▶ **WHAT THE TASK ASKS**
Where the line containing "Read this page and output its text content." appears, begin retyping; continue exactly through the final line of the data. Omit every picture.

▶ **PROVIDED MATERIAL**
+===+

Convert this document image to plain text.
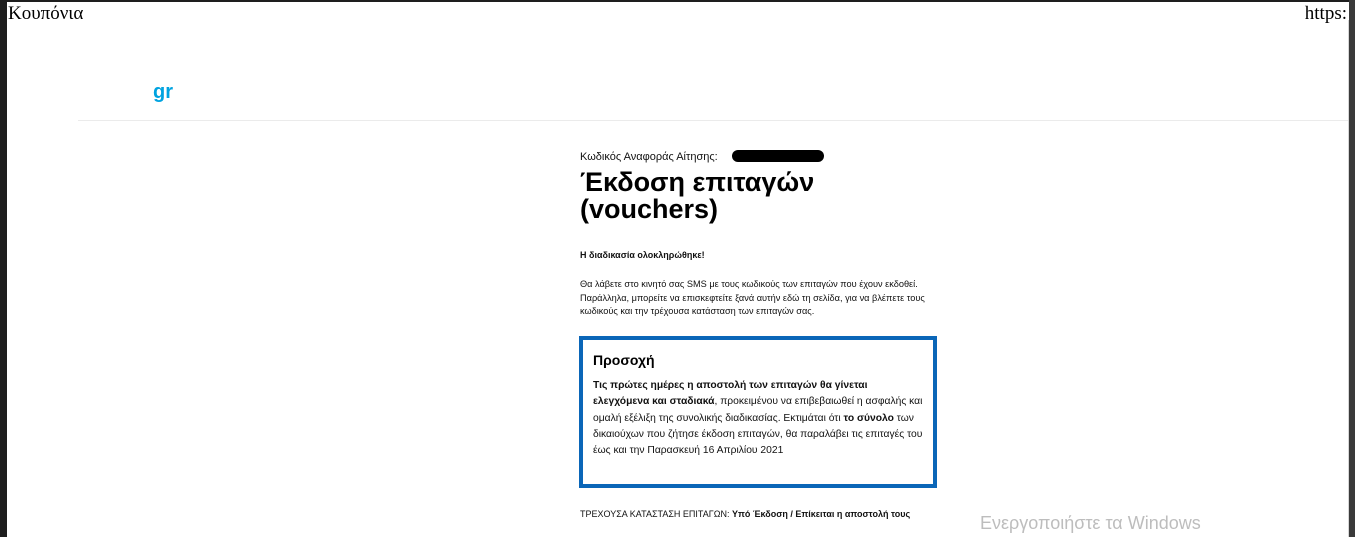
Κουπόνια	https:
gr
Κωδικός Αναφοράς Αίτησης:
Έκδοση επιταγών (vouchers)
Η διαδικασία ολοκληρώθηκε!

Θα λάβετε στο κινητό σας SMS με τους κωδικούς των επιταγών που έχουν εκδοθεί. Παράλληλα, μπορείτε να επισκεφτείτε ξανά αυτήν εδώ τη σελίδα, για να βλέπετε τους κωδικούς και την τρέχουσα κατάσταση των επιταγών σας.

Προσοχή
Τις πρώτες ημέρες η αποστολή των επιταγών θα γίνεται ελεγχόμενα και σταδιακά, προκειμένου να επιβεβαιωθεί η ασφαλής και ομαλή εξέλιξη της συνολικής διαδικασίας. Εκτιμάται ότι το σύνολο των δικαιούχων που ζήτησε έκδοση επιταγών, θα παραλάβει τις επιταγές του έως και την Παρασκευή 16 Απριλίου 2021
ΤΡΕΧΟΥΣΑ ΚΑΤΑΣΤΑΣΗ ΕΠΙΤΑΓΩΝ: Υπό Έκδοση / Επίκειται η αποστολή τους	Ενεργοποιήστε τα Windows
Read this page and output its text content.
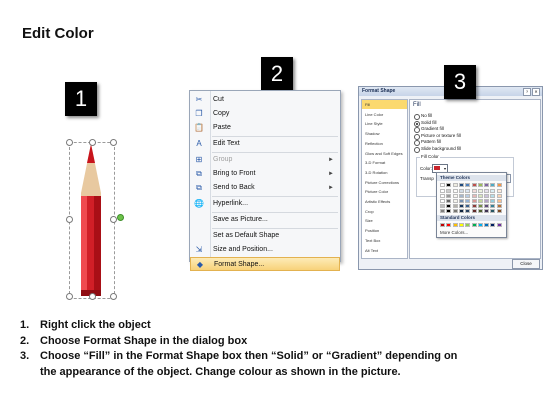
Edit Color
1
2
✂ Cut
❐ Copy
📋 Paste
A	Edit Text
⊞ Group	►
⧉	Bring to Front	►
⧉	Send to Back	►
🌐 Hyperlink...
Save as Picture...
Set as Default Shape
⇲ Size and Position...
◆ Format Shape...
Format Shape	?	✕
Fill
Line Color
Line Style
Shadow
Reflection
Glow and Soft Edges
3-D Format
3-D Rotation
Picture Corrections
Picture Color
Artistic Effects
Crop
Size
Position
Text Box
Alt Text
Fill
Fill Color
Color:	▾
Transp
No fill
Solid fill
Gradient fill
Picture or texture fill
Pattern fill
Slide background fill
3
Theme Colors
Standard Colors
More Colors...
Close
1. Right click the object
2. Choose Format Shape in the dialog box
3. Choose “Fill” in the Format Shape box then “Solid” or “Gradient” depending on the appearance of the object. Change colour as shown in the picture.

+===+

▶ **ANSWER TO THE TASK**
Read this page and output its text content.
Edit Color
1
2
✂ Cut
❐ Copy
📋 Paste
A	Edit Text
⊞ Group	►
⧉	Bring to Front	►
⧉	Send to Back	►
🌐 Hyperlink...
Save as Picture...
Set as Default Shape
⇲ Size and Position...
◆ Format Shape...
Format Shape	?	✕
Fill
Line Color
Line Style
Shadow
Reflection
Glow and Soft Edges
3-D Format
3-D Rotation
Picture Corrections
Picture Color
Artistic Effects
Crop
Size
Position
Text Box
Alt Text
Fill
Fill Color
Color:	▾
Transp
No fill
Solid fill
Gradient fill
Picture or texture fill
Pattern fill
Slide background fill
3
Theme Colors
Standard Colors
More Colors...
Close
1. Right click the object
2. Choose Format Shape in the dialog box
3. Choose “Fill” in the Format Shape box then “Solid” or “Gradient” depending on the appearance of the object. Change colour as shown in the picture.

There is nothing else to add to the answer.